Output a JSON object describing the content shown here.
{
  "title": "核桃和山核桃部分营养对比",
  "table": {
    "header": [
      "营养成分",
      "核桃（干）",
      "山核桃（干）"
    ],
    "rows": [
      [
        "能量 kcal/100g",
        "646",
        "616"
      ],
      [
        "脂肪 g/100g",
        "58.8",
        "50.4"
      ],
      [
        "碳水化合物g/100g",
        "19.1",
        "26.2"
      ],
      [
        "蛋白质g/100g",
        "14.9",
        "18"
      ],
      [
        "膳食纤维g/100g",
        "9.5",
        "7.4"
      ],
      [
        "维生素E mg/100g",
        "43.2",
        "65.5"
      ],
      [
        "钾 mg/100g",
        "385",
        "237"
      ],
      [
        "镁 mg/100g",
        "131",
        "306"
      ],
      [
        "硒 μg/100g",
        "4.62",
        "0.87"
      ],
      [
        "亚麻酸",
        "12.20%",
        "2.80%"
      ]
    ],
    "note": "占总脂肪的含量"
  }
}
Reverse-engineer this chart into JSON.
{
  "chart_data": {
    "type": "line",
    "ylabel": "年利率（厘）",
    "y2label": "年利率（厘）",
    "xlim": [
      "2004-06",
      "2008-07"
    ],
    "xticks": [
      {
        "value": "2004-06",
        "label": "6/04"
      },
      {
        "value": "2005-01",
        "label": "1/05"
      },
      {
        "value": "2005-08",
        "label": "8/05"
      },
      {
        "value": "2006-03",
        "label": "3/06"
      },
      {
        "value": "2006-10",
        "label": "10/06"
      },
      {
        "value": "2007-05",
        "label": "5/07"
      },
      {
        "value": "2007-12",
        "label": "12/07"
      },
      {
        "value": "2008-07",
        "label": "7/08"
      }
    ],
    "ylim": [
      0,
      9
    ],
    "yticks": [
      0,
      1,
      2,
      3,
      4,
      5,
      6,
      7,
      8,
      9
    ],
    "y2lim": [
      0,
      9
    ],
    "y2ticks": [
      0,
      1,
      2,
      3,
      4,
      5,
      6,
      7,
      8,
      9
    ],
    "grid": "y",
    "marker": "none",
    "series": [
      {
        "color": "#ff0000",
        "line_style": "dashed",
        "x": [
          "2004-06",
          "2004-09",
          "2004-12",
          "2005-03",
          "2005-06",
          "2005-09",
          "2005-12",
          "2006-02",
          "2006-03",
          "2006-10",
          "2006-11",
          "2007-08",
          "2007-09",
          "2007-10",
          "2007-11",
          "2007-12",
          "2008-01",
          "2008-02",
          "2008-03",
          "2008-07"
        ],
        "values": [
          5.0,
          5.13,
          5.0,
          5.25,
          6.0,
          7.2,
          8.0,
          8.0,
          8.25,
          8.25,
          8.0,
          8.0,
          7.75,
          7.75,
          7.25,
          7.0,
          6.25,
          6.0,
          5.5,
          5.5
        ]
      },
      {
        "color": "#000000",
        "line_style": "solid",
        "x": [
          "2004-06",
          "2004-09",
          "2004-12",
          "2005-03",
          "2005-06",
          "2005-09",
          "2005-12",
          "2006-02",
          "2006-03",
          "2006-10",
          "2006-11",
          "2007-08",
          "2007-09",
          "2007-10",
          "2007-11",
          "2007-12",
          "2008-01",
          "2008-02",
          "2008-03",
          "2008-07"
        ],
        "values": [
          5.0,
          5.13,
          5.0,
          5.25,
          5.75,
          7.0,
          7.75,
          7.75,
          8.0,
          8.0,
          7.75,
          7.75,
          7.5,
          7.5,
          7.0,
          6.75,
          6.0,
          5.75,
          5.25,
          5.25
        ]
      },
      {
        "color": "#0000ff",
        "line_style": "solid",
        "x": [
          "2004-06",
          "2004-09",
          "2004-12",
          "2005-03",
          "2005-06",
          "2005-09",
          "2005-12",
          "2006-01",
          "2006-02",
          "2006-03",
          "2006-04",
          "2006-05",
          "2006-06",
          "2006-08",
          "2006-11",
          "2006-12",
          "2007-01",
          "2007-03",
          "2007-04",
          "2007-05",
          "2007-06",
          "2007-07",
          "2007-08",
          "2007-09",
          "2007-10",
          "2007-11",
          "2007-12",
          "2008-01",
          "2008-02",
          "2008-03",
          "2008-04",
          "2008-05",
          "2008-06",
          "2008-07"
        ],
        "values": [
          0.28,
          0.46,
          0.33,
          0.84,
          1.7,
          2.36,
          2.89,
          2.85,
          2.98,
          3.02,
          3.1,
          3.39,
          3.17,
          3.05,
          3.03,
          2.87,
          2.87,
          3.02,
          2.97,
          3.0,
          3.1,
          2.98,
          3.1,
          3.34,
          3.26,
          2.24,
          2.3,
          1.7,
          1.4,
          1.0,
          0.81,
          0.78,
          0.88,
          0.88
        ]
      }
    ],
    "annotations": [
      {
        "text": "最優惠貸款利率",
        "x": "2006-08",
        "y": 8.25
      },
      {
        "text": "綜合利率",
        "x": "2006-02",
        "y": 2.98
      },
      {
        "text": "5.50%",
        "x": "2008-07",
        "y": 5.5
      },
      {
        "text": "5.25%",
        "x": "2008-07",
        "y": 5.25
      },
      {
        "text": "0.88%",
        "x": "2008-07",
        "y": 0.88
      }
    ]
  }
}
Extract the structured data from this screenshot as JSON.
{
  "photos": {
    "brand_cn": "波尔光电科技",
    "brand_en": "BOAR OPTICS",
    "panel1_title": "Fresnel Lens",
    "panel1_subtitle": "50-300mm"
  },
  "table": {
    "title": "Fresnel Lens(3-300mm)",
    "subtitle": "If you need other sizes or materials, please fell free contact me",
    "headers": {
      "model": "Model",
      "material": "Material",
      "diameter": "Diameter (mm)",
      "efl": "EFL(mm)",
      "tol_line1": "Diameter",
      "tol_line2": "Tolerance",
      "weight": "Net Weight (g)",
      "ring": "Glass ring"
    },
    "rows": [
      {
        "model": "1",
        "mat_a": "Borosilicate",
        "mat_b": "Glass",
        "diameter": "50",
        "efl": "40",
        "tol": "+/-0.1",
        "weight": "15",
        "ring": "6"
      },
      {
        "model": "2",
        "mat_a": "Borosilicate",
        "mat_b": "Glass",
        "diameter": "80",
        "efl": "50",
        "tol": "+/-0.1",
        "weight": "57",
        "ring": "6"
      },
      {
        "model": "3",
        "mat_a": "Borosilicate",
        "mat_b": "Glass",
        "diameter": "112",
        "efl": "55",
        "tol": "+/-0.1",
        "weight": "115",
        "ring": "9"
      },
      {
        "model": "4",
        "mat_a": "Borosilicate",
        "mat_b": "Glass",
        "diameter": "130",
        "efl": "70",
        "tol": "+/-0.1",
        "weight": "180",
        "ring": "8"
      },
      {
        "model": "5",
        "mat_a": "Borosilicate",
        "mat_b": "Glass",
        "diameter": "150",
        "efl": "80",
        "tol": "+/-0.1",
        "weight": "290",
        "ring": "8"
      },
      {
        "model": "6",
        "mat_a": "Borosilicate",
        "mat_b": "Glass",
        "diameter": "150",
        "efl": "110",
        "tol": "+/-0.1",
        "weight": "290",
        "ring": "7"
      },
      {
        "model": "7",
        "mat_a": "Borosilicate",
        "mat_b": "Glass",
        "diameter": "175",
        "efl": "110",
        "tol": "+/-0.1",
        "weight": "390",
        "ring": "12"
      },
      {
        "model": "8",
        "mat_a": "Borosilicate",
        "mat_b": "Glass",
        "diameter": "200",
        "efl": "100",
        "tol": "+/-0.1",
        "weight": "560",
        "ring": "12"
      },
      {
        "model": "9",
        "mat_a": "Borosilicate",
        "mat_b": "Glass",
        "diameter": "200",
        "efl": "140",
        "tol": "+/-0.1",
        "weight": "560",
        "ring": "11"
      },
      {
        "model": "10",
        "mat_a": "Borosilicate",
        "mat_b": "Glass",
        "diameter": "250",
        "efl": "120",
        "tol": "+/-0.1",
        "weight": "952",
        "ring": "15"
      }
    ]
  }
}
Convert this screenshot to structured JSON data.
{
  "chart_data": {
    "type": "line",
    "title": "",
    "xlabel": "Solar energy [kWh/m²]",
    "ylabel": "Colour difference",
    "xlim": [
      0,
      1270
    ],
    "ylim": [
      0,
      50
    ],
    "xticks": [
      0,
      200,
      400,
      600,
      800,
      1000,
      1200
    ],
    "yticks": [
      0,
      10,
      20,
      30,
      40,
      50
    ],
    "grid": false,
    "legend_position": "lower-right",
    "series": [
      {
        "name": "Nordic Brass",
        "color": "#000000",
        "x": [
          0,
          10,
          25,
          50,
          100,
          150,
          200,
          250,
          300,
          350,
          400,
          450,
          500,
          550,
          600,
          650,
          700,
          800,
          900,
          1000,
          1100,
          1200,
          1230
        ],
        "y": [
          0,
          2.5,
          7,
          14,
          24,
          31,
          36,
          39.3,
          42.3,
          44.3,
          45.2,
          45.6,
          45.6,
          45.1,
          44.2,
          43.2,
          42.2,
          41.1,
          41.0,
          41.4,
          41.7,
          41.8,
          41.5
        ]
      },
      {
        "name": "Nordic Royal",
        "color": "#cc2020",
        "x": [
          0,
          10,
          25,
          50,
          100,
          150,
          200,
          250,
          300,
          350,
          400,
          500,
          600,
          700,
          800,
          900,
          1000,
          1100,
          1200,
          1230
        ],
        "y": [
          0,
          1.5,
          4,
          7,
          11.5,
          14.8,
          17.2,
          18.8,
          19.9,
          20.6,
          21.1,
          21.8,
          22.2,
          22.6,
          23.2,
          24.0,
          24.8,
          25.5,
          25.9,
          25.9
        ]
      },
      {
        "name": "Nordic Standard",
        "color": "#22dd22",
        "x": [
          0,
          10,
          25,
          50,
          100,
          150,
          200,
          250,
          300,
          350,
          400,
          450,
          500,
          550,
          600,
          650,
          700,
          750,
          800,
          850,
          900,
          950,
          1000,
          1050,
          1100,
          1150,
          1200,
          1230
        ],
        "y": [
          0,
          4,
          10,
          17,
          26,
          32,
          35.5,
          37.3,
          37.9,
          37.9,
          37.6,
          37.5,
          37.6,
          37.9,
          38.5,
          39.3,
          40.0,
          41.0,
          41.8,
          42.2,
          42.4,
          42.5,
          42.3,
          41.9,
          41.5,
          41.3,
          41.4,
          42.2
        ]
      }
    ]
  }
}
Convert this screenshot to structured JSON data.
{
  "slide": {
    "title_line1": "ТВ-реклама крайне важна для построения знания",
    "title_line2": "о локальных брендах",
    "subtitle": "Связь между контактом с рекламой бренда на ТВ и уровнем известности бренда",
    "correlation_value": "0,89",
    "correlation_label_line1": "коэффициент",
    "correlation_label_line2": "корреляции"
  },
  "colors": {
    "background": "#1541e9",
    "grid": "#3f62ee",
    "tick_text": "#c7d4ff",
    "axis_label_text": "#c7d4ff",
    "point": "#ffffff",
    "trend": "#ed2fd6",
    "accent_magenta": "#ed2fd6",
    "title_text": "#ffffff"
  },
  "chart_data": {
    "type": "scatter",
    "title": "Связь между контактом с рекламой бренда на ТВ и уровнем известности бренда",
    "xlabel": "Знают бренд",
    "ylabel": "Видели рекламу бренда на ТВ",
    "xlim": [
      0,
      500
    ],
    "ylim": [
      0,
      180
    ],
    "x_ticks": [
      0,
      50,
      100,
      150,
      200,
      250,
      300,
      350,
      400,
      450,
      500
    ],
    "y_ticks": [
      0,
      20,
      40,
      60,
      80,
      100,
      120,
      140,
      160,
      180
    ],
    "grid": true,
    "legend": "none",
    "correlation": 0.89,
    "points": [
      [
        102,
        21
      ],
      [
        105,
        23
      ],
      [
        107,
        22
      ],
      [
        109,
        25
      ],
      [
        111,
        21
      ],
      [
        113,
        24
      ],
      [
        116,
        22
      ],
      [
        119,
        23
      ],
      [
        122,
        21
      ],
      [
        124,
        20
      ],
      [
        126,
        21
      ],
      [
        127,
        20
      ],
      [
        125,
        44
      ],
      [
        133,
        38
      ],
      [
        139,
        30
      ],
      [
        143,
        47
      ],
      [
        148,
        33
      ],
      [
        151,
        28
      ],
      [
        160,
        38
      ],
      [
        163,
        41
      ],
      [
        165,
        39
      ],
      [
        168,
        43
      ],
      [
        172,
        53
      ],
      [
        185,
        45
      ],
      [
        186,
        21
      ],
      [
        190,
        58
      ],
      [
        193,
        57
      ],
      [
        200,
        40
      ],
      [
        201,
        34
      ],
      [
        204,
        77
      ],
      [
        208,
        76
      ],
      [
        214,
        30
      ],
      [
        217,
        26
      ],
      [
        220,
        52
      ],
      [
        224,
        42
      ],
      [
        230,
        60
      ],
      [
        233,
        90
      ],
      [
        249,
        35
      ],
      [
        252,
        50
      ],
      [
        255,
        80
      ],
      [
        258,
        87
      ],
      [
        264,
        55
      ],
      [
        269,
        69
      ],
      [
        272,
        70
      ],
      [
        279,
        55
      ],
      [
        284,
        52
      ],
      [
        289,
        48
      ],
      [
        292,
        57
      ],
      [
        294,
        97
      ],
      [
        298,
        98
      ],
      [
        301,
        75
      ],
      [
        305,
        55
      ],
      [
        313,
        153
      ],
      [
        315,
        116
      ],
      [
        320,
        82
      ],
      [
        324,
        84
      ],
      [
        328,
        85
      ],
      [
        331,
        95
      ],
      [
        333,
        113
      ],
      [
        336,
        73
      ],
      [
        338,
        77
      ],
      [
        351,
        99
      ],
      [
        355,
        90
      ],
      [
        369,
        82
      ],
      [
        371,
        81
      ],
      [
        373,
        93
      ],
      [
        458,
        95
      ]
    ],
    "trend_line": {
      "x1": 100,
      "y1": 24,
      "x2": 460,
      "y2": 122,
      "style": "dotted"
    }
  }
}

Set exercise: Which lines hold the word "Связь"? Show each one.

Full response:
    "subtitle": "Связь между контактом с рекламой бренда на ТВ и уровнем известности бренда",
    "title": "Связь между контактом с рекламой бренда на ТВ и уровнем известности бренда",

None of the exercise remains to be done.